Pull out the lines from the one containing "Extract the structured" through the final line of the listing below and repeat them exactly. Leave the pictures behind.

[Begin DATASET EXTRACT]

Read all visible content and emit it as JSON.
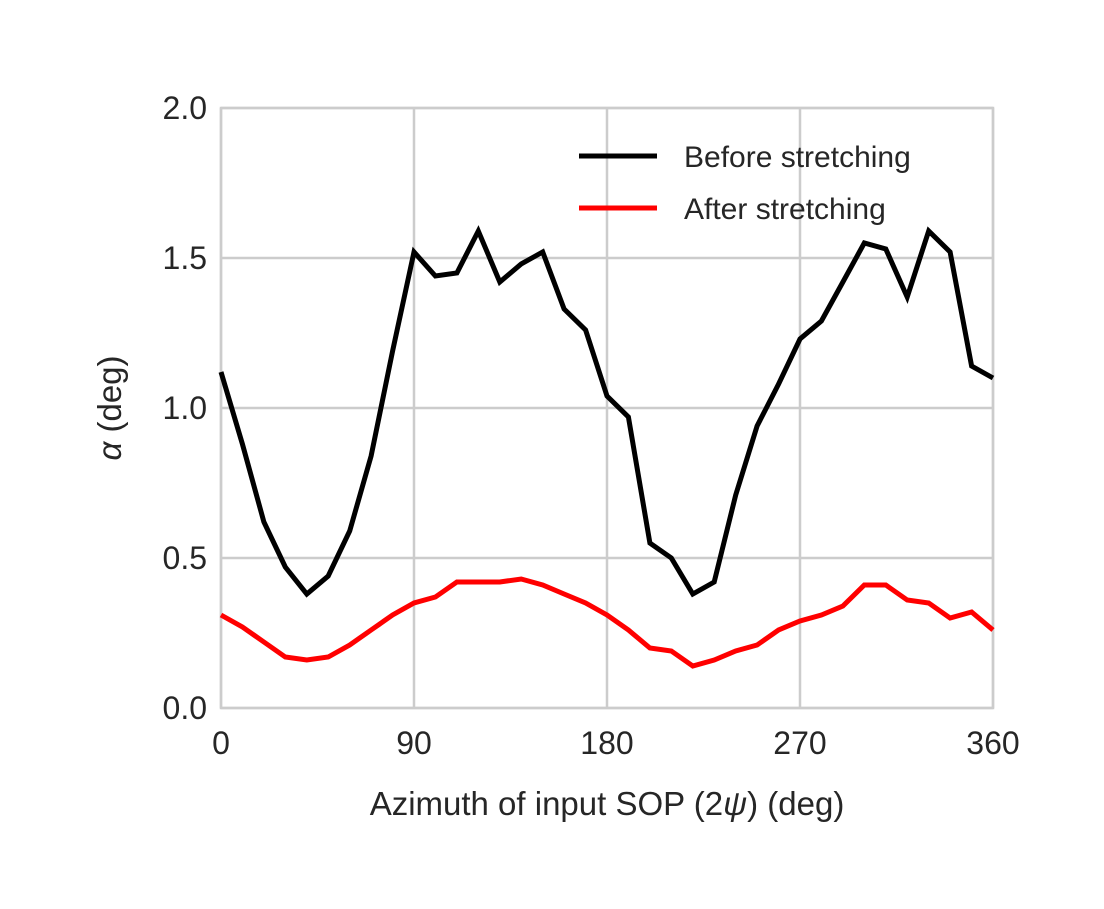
{
  "chart_data": {
    "type": "line",
    "xlabel_parts": [
      "Azimuth of input SOP (2",
      "ψ",
      ") (deg)"
    ],
    "ylabel_parts": [
      "α",
      " (deg)"
    ],
    "xlim": [
      0,
      360
    ],
    "ylim": [
      0,
      2.0
    ],
    "xticks": [
      0,
      90,
      180,
      270,
      360
    ],
    "xtick_labels": [
      "0",
      "90",
      "180",
      "270",
      "360"
    ],
    "yticks": [
      0,
      0.5,
      1.0,
      1.5,
      2.0
    ],
    "ytick_labels": [
      "0.0",
      "0.5",
      "1.0",
      "1.5",
      "2.0"
    ],
    "grid": true,
    "legend_position": "top-right",
    "x": [
      0,
      10,
      20,
      30,
      40,
      50,
      60,
      70,
      80,
      90,
      100,
      110,
      120,
      130,
      140,
      150,
      160,
      170,
      180,
      190,
      200,
      210,
      220,
      230,
      240,
      250,
      260,
      270,
      280,
      290,
      300,
      310,
      320,
      330,
      340,
      350,
      360
    ],
    "series": [
      {
        "name": "Before stretching",
        "color": "#000000",
        "values": [
          1.12,
          0.88,
          0.62,
          0.47,
          0.38,
          0.44,
          0.59,
          0.84,
          1.19,
          1.52,
          1.44,
          1.45,
          1.59,
          1.42,
          1.48,
          1.52,
          1.33,
          1.26,
          1.04,
          0.97,
          0.55,
          0.5,
          0.38,
          0.42,
          0.71,
          0.94,
          1.08,
          1.23,
          1.29,
          1.42,
          1.55,
          1.53,
          1.37,
          1.59,
          1.52,
          1.14,
          1.1
        ]
      },
      {
        "name": "After stretching",
        "color": "#ff0000",
        "values": [
          0.31,
          0.27,
          0.22,
          0.17,
          0.16,
          0.17,
          0.21,
          0.26,
          0.31,
          0.35,
          0.37,
          0.42,
          0.42,
          0.42,
          0.43,
          0.41,
          0.38,
          0.35,
          0.31,
          0.26,
          0.2,
          0.19,
          0.14,
          0.16,
          0.19,
          0.21,
          0.26,
          0.29,
          0.31,
          0.34,
          0.41,
          0.41,
          0.36,
          0.35,
          0.3,
          0.32,
          0.26
        ]
      }
    ]
  }
}
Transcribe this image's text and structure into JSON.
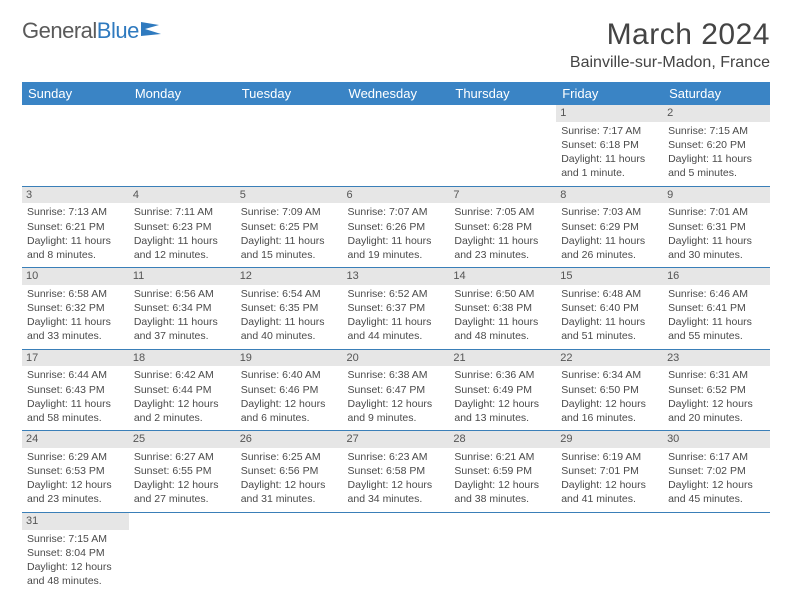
{
  "logo": {
    "text1": "General",
    "text2": "Blue"
  },
  "title": "March 2024",
  "location": "Bainville-sur-Madon, France",
  "colors": {
    "header_bg": "#3a84c5",
    "header_text": "#ffffff",
    "daynum_bg": "#e6e6e6",
    "border": "#3a7fb8",
    "body_text": "#4a4a4a",
    "logo_gray": "#5a5a5a",
    "logo_blue": "#2f7abf"
  },
  "weekdays": [
    "Sunday",
    "Monday",
    "Tuesday",
    "Wednesday",
    "Thursday",
    "Friday",
    "Saturday"
  ],
  "weeks": [
    [
      null,
      null,
      null,
      null,
      null,
      {
        "n": "1",
        "sr": "Sunrise: 7:17 AM",
        "ss": "Sunset: 6:18 PM",
        "dl1": "Daylight: 11 hours",
        "dl2": "and 1 minute."
      },
      {
        "n": "2",
        "sr": "Sunrise: 7:15 AM",
        "ss": "Sunset: 6:20 PM",
        "dl1": "Daylight: 11 hours",
        "dl2": "and 5 minutes."
      }
    ],
    [
      {
        "n": "3",
        "sr": "Sunrise: 7:13 AM",
        "ss": "Sunset: 6:21 PM",
        "dl1": "Daylight: 11 hours",
        "dl2": "and 8 minutes."
      },
      {
        "n": "4",
        "sr": "Sunrise: 7:11 AM",
        "ss": "Sunset: 6:23 PM",
        "dl1": "Daylight: 11 hours",
        "dl2": "and 12 minutes."
      },
      {
        "n": "5",
        "sr": "Sunrise: 7:09 AM",
        "ss": "Sunset: 6:25 PM",
        "dl1": "Daylight: 11 hours",
        "dl2": "and 15 minutes."
      },
      {
        "n": "6",
        "sr": "Sunrise: 7:07 AM",
        "ss": "Sunset: 6:26 PM",
        "dl1": "Daylight: 11 hours",
        "dl2": "and 19 minutes."
      },
      {
        "n": "7",
        "sr": "Sunrise: 7:05 AM",
        "ss": "Sunset: 6:28 PM",
        "dl1": "Daylight: 11 hours",
        "dl2": "and 23 minutes."
      },
      {
        "n": "8",
        "sr": "Sunrise: 7:03 AM",
        "ss": "Sunset: 6:29 PM",
        "dl1": "Daylight: 11 hours",
        "dl2": "and 26 minutes."
      },
      {
        "n": "9",
        "sr": "Sunrise: 7:01 AM",
        "ss": "Sunset: 6:31 PM",
        "dl1": "Daylight: 11 hours",
        "dl2": "and 30 minutes."
      }
    ],
    [
      {
        "n": "10",
        "sr": "Sunrise: 6:58 AM",
        "ss": "Sunset: 6:32 PM",
        "dl1": "Daylight: 11 hours",
        "dl2": "and 33 minutes."
      },
      {
        "n": "11",
        "sr": "Sunrise: 6:56 AM",
        "ss": "Sunset: 6:34 PM",
        "dl1": "Daylight: 11 hours",
        "dl2": "and 37 minutes."
      },
      {
        "n": "12",
        "sr": "Sunrise: 6:54 AM",
        "ss": "Sunset: 6:35 PM",
        "dl1": "Daylight: 11 hours",
        "dl2": "and 40 minutes."
      },
      {
        "n": "13",
        "sr": "Sunrise: 6:52 AM",
        "ss": "Sunset: 6:37 PM",
        "dl1": "Daylight: 11 hours",
        "dl2": "and 44 minutes."
      },
      {
        "n": "14",
        "sr": "Sunrise: 6:50 AM",
        "ss": "Sunset: 6:38 PM",
        "dl1": "Daylight: 11 hours",
        "dl2": "and 48 minutes."
      },
      {
        "n": "15",
        "sr": "Sunrise: 6:48 AM",
        "ss": "Sunset: 6:40 PM",
        "dl1": "Daylight: 11 hours",
        "dl2": "and 51 minutes."
      },
      {
        "n": "16",
        "sr": "Sunrise: 6:46 AM",
        "ss": "Sunset: 6:41 PM",
        "dl1": "Daylight: 11 hours",
        "dl2": "and 55 minutes."
      }
    ],
    [
      {
        "n": "17",
        "sr": "Sunrise: 6:44 AM",
        "ss": "Sunset: 6:43 PM",
        "dl1": "Daylight: 11 hours",
        "dl2": "and 58 minutes."
      },
      {
        "n": "18",
        "sr": "Sunrise: 6:42 AM",
        "ss": "Sunset: 6:44 PM",
        "dl1": "Daylight: 12 hours",
        "dl2": "and 2 minutes."
      },
      {
        "n": "19",
        "sr": "Sunrise: 6:40 AM",
        "ss": "Sunset: 6:46 PM",
        "dl1": "Daylight: 12 hours",
        "dl2": "and 6 minutes."
      },
      {
        "n": "20",
        "sr": "Sunrise: 6:38 AM",
        "ss": "Sunset: 6:47 PM",
        "dl1": "Daylight: 12 hours",
        "dl2": "and 9 minutes."
      },
      {
        "n": "21",
        "sr": "Sunrise: 6:36 AM",
        "ss": "Sunset: 6:49 PM",
        "dl1": "Daylight: 12 hours",
        "dl2": "and 13 minutes."
      },
      {
        "n": "22",
        "sr": "Sunrise: 6:34 AM",
        "ss": "Sunset: 6:50 PM",
        "dl1": "Daylight: 12 hours",
        "dl2": "and 16 minutes."
      },
      {
        "n": "23",
        "sr": "Sunrise: 6:31 AM",
        "ss": "Sunset: 6:52 PM",
        "dl1": "Daylight: 12 hours",
        "dl2": "and 20 minutes."
      }
    ],
    [
      {
        "n": "24",
        "sr": "Sunrise: 6:29 AM",
        "ss": "Sunset: 6:53 PM",
        "dl1": "Daylight: 12 hours",
        "dl2": "and 23 minutes."
      },
      {
        "n": "25",
        "sr": "Sunrise: 6:27 AM",
        "ss": "Sunset: 6:55 PM",
        "dl1": "Daylight: 12 hours",
        "dl2": "and 27 minutes."
      },
      {
        "n": "26",
        "sr": "Sunrise: 6:25 AM",
        "ss": "Sunset: 6:56 PM",
        "dl1": "Daylight: 12 hours",
        "dl2": "and 31 minutes."
      },
      {
        "n": "27",
        "sr": "Sunrise: 6:23 AM",
        "ss": "Sunset: 6:58 PM",
        "dl1": "Daylight: 12 hours",
        "dl2": "and 34 minutes."
      },
      {
        "n": "28",
        "sr": "Sunrise: 6:21 AM",
        "ss": "Sunset: 6:59 PM",
        "dl1": "Daylight: 12 hours",
        "dl2": "and 38 minutes."
      },
      {
        "n": "29",
        "sr": "Sunrise: 6:19 AM",
        "ss": "Sunset: 7:01 PM",
        "dl1": "Daylight: 12 hours",
        "dl2": "and 41 minutes."
      },
      {
        "n": "30",
        "sr": "Sunrise: 6:17 AM",
        "ss": "Sunset: 7:02 PM",
        "dl1": "Daylight: 12 hours",
        "dl2": "and 45 minutes."
      }
    ],
    [
      {
        "n": "31",
        "sr": "Sunrise: 7:15 AM",
        "ss": "Sunset: 8:04 PM",
        "dl1": "Daylight: 12 hours",
        "dl2": "and 48 minutes."
      },
      null,
      null,
      null,
      null,
      null,
      null
    ]
  ]
}
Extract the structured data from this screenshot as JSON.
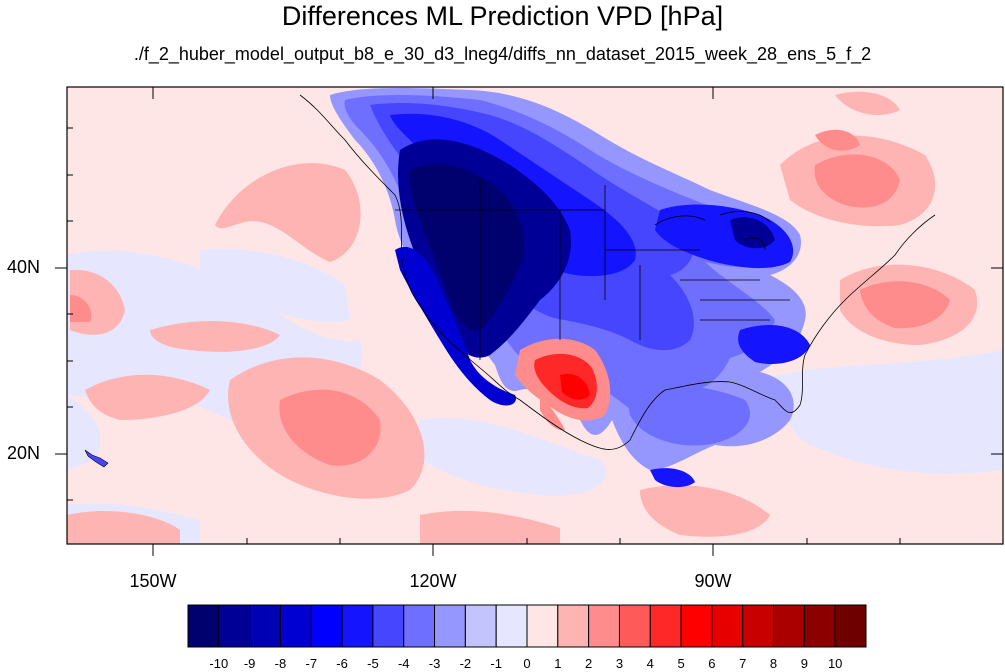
{
  "title": "Differences ML Prediction VPD [hPa]",
  "subtitle": "./f_2_huber_model_output_b8_e_30_d3_lneg4/diffs_nn_dataset_2015_week_28_ens_5_f_2",
  "map": {
    "lon_range": [
      -160,
      -62
    ],
    "lat_range": [
      10,
      59
    ],
    "lon_labels": [
      "150W",
      "120W",
      "90W"
    ],
    "lat_labels": [
      "40N",
      "20N"
    ]
  },
  "colorbar": {
    "labels": [
      "-10",
      "-9",
      "-8",
      "-7",
      "-6",
      "-5",
      "-4",
      "-3",
      "-2",
      "-1",
      "0",
      "1",
      "2",
      "3",
      "4",
      "5",
      "6",
      "7",
      "8",
      "9",
      "10"
    ],
    "colors": [
      "#00006e",
      "#000096",
      "#0000b4",
      "#0000d2",
      "#0000ff",
      "#1414ff",
      "#4646ff",
      "#6e6eff",
      "#9696ff",
      "#c3c3ff",
      "#e6e6ff",
      "#ffe6e6",
      "#ffb4b4",
      "#ff8c8c",
      "#ff5a5a",
      "#ff2828",
      "#ff0000",
      "#e60000",
      "#c80000",
      "#aa0000",
      "#8c0000",
      "#6e0000"
    ]
  }
}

[End DATASET EXTRACT]

FINAL RESULT >>
Extract the structured data from this screenshot as JSON.
{
  "title": "Differences ML Prediction VPD [hPa]",
  "subtitle": "./f_2_huber_model_output_b8_e_30_d3_lneg4/diffs_nn_dataset_2015_week_28_ens_5_f_2",
  "map": {
    "lon_range": [
      -160,
      -62
    ],
    "lat_range": [
      10,
      59
    ],
    "lon_labels": [
      "150W",
      "120W",
      "90W"
    ],
    "lat_labels": [
      "40N",
      "20N"
    ]
  },
  "colorbar": {
    "labels": [
      "-10",
      "-9",
      "-8",
      "-7",
      "-6",
      "-5",
      "-4",
      "-3",
      "-2",
      "-1",
      "0",
      "1",
      "2",
      "3",
      "4",
      "5",
      "6",
      "7",
      "8",
      "9",
      "10"
    ],
    "colors": [
      "#00006e",
      "#000096",
      "#0000b4",
      "#0000d2",
      "#0000ff",
      "#1414ff",
      "#4646ff",
      "#6e6eff",
      "#9696ff",
      "#c3c3ff",
      "#e6e6ff",
      "#ffe6e6",
      "#ffb4b4",
      "#ff8c8c",
      "#ff5a5a",
      "#ff2828",
      "#ff0000",
      "#e60000",
      "#c80000",
      "#aa0000",
      "#8c0000",
      "#6e0000"
    ]
  }
}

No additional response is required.